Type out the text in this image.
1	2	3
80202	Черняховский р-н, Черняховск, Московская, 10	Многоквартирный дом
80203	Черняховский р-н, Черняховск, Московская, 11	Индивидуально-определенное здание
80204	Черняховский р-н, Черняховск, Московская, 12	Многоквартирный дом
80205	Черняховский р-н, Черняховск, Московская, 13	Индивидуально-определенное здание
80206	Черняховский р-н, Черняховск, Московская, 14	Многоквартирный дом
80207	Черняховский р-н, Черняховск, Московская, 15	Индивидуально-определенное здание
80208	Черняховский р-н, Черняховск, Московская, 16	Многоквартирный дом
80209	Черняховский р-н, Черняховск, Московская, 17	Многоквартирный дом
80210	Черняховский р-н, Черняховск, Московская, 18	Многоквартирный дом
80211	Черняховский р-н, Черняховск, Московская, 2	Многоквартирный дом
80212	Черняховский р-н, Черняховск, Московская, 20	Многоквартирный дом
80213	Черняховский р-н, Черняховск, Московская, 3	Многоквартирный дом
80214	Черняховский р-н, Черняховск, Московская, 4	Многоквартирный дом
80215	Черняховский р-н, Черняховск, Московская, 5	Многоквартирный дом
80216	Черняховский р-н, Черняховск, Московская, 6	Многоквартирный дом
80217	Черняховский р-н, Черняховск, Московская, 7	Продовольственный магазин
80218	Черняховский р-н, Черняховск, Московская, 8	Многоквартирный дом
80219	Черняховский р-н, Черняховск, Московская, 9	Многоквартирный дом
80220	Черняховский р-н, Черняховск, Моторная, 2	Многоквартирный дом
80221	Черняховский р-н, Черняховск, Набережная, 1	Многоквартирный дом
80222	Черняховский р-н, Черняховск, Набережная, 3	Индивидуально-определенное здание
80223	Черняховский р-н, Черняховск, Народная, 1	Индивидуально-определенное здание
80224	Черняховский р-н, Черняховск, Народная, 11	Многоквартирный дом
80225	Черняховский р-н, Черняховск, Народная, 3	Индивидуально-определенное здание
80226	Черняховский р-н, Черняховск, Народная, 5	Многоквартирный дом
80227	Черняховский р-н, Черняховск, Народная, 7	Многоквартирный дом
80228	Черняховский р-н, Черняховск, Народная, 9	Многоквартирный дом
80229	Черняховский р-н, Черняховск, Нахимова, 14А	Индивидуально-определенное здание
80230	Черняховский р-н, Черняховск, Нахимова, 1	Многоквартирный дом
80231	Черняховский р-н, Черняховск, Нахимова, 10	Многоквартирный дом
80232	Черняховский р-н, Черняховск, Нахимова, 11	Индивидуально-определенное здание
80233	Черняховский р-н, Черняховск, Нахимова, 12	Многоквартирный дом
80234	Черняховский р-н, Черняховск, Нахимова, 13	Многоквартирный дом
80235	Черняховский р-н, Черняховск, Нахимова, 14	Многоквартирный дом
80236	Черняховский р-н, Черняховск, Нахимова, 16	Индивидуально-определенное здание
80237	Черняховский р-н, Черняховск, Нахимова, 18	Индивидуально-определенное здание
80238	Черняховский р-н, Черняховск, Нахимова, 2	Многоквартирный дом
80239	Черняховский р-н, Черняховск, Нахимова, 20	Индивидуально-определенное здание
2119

● ● ● ● ● ● ●

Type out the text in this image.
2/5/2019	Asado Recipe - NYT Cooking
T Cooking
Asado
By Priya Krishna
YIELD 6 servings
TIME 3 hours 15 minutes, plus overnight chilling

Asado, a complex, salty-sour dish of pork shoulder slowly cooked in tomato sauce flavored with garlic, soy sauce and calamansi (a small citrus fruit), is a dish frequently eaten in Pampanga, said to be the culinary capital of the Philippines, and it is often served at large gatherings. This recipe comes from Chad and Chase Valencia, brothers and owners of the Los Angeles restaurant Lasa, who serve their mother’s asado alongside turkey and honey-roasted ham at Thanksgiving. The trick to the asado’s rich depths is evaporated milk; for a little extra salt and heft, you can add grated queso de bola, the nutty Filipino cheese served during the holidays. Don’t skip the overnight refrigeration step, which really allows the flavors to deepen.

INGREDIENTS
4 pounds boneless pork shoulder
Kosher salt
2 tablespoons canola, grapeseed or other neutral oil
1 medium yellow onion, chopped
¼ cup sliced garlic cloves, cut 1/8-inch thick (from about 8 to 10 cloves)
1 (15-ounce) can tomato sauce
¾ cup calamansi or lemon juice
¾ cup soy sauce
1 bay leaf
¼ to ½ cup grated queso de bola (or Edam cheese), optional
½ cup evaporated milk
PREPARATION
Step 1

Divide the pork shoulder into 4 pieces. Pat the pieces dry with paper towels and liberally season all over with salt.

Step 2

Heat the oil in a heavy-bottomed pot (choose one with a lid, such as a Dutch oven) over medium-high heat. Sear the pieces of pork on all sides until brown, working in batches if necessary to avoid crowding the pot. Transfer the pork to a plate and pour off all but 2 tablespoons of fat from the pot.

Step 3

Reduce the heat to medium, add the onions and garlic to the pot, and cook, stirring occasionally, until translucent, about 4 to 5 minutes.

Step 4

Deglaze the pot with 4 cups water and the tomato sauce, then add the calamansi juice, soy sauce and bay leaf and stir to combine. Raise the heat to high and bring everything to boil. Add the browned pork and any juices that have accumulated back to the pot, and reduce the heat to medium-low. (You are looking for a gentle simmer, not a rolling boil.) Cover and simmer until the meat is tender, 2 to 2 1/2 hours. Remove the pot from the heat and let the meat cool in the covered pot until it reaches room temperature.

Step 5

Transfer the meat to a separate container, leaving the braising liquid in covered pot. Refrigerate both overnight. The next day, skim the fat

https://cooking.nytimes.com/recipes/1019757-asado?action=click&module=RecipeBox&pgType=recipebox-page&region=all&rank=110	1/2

● ● ● ● ● ● ●

[Aim]:
Read through the lines above and collect those that contain the string "cheese".

[Written response]:
Asado, a complex, salty-sour dish of pork shoulder slowly cooked in tomato sauce flavored with garlic, soy sauce and calamansi (a small citrus fruit), is a dish frequently eaten in Pampanga, said to be the culinary capital of the Philippines, and it is often served at large gatherings. This recipe comes from Chad and Chase Valencia, brothers and owners of the Los Angeles restaurant Lasa, who serve their mother’s asado alongside turkey and honey-roasted ham at Thanksgiving. The trick to the asado’s rich depths is evaporated milk; for a little extra salt and heft, you can add grated queso de bola, the nutty Filipino cheese served during the holidays. Don’t skip the overnight refrigeration step, which really allows the flavors to deepen.
¼ to ½ cup grated queso de bola (or Edam cheese), optional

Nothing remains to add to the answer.